_SET PROBLEM_
Gather every line in the records below that contains the word "Показатели".

_TASK DATA_
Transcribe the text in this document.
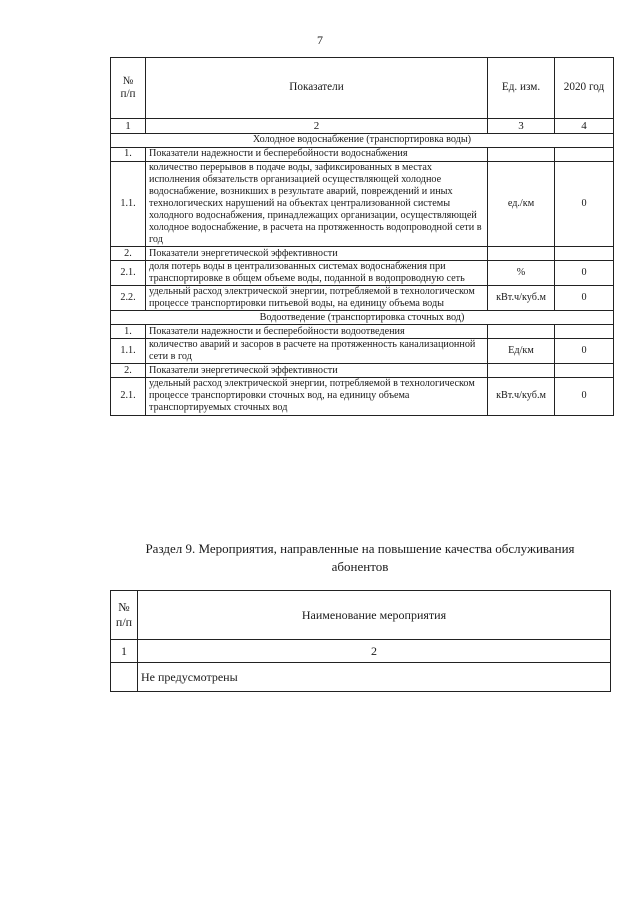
7
№
п/п	Показатели	Ед. изм.	2020 год
1	2	3	4
Холодное водоснабжение (транспортировка воды)			
1.	Показатели надежности и бесперебойности водоснабжения		
1.1.	количество перерывов в подаче воды, зафиксированных в местах исполнения обязательств организацией осуществляющей холодное водоснабжение, возникших в результате аварий, повреждений и иных технологических нарушений на объектах централизованной системы холодного водоснабжения, принадлежащих организации, осуществляющей холодное водоснабжение, в расчета на протяженность водопроводной сети в год	ед./км	0
2.	Показатели энергетической эффективности		
2.1.	доля потерь воды в централизованных системах водоснабжения при транспортировке в общем объеме воды, поданной в водопроводную сеть	%	0
2.2.	удельный расход электрической энергии, потребляемой в технологическом процессе транспортировки питьевой воды, на единицу объема воды	кВт.ч/куб.м	0
Водоотведение (транспортировка сточных вод)			
1.	Показатели надежности и бесперебойности водоотведения		
1.1.	количество аварий и засоров в расчете на протяженность канализационной сети в год	Ед/км	0
2.	Показатели энергетической эффективности		
2.1.	удельный расход электрической энергии, потребляемой в технологическом процессе транспортировки сточных вод, на единицу объема транспортируемых сточных вод	кВт.ч/куб.м	0
Раздел 9. Мероприятия, направленные на повышение качества обслуживания абонентов
№
п/п	Наименование мероприятия
1	2
	Не предусмотрены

_THE SOLUTION_
п/п	Показатели	Ед. изм.	2020 год
1.	Показатели надежности и бесперебойности водоснабжения		
2.	Показатели энергетической эффективности		
1.	Показатели надежности и бесперебойности водоотведения		
2.	Показатели энергетической эффективности		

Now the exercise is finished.